Your objective:
Copy every line of the listing that holds the string "Combo".

Items from a dataset:
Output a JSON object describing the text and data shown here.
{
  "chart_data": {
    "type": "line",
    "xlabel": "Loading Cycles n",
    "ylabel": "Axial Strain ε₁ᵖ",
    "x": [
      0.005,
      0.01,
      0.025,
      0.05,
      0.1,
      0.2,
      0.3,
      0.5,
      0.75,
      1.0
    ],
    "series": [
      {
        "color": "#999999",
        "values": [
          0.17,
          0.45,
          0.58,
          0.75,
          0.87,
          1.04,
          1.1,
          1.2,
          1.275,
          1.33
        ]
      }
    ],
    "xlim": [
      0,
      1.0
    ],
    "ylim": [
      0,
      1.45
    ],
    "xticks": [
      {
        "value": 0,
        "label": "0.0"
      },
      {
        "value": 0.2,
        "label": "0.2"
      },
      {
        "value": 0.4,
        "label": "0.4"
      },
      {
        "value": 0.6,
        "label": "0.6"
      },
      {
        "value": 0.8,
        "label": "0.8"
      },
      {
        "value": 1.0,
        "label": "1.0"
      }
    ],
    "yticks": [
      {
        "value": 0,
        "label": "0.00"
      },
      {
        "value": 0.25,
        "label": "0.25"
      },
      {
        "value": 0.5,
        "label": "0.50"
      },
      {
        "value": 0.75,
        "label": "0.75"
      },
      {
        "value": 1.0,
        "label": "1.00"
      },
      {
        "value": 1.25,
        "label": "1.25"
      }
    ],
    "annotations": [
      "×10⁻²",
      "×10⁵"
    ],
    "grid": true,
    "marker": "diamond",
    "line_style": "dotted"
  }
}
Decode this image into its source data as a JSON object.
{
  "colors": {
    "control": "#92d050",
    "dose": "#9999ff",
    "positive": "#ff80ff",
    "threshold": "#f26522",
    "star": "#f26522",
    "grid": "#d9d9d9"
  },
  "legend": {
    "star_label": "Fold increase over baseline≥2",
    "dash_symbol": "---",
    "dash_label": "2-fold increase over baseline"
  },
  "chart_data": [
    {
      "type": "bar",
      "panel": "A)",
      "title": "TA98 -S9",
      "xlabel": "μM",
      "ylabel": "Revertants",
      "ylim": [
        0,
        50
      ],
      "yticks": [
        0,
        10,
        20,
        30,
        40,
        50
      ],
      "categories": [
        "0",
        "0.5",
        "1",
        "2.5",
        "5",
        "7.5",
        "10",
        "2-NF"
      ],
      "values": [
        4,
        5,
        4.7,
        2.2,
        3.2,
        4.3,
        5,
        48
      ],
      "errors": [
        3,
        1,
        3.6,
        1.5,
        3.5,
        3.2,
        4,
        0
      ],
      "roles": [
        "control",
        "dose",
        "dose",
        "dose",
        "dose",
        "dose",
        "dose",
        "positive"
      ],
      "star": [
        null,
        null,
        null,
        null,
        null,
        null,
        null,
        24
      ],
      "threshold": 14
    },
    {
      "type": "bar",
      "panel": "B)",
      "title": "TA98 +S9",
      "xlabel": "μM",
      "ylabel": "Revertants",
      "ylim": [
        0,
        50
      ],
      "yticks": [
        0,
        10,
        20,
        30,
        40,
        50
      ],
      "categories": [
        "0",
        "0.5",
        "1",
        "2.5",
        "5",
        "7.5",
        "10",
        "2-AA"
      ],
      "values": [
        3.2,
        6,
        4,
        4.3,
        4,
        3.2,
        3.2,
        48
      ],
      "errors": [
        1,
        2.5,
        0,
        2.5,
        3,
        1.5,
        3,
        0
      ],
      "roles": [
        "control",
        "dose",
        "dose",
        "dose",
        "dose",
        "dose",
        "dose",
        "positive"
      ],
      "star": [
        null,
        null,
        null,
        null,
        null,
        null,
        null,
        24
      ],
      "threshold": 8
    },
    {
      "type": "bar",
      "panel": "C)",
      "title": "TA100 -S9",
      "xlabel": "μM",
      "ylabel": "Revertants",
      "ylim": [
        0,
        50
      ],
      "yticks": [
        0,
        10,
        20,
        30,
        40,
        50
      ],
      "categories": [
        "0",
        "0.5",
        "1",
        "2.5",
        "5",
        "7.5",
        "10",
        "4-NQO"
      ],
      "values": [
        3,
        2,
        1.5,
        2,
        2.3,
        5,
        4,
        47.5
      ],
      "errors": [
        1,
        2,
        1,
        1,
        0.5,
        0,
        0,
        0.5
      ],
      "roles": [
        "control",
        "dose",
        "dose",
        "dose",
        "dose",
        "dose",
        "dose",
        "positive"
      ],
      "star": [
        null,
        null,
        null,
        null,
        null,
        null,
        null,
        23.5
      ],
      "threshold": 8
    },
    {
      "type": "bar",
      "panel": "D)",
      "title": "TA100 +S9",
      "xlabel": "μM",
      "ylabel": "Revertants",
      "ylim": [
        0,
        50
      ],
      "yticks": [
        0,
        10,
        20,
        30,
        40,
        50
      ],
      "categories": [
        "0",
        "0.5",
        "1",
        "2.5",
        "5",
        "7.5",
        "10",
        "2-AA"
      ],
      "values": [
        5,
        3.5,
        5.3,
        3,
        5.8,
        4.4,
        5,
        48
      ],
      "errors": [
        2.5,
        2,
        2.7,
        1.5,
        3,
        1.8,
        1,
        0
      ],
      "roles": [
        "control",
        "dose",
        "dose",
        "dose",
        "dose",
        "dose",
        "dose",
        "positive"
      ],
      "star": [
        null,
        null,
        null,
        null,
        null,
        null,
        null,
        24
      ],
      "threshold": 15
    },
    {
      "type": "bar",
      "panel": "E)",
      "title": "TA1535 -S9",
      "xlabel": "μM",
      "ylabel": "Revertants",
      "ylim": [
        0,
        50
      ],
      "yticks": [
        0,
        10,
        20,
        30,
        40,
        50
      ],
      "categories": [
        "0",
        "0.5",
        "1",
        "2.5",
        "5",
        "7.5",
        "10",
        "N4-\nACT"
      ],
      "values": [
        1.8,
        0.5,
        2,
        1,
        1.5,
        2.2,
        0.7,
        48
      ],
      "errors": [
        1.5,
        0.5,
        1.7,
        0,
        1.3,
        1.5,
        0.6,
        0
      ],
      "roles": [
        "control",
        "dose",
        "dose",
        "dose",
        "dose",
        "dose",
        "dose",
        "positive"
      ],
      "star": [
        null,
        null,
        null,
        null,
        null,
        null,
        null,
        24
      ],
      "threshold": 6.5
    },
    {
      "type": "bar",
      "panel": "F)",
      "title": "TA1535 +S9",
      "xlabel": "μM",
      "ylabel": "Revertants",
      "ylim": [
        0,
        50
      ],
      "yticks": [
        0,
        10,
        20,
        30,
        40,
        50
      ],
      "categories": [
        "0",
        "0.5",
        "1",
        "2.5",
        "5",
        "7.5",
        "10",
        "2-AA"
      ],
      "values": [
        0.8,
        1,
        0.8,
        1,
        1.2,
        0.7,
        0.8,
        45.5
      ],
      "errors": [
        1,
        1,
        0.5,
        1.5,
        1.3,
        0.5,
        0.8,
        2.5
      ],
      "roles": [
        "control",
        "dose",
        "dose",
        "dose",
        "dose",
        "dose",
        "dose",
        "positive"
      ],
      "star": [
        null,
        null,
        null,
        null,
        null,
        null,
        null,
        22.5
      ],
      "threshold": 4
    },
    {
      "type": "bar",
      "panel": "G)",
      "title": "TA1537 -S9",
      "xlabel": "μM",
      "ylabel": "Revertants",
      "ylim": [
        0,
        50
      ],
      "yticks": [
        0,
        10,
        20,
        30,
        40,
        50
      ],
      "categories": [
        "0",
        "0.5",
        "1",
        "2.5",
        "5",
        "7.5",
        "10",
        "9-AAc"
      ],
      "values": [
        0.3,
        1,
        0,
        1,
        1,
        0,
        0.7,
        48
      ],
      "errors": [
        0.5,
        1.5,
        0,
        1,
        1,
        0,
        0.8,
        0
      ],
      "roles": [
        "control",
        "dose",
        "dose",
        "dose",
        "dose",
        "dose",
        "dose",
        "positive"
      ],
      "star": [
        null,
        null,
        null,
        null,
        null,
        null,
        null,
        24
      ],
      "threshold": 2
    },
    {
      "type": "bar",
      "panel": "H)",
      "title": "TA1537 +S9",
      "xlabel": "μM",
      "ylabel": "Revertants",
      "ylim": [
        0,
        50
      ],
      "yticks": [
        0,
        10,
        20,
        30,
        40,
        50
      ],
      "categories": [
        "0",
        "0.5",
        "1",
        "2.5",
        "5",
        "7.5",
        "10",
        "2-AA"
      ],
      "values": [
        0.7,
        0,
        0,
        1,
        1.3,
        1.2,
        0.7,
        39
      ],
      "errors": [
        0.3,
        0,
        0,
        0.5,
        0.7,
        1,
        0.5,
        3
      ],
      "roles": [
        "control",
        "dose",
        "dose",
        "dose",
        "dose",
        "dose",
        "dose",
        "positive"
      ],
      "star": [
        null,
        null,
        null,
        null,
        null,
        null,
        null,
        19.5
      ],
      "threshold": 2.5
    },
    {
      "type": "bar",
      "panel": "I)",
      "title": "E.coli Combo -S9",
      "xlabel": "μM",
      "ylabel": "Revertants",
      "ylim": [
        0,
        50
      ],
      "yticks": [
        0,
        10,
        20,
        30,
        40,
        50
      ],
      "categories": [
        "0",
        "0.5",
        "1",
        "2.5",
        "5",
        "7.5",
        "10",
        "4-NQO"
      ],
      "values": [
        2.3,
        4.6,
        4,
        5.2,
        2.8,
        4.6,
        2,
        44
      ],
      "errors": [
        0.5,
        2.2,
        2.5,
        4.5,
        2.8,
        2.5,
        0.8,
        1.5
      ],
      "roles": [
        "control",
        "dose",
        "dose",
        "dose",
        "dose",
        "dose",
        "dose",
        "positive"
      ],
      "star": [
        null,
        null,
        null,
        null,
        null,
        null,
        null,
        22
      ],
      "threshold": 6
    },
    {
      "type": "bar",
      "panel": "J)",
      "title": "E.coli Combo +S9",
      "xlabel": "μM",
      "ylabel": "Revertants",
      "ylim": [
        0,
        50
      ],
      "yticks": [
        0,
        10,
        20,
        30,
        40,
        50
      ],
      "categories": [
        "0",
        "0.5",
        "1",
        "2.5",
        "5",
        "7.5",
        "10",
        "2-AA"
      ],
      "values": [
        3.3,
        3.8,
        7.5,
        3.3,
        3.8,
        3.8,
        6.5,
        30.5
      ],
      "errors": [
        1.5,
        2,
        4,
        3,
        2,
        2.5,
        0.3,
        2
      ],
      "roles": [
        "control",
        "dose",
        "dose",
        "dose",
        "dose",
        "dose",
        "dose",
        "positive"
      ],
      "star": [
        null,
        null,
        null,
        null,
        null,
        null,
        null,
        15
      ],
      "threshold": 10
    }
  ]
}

Solution to the exercise:
      "title": "E.coli Combo -S9",
      "title": "E.coli Combo +S9",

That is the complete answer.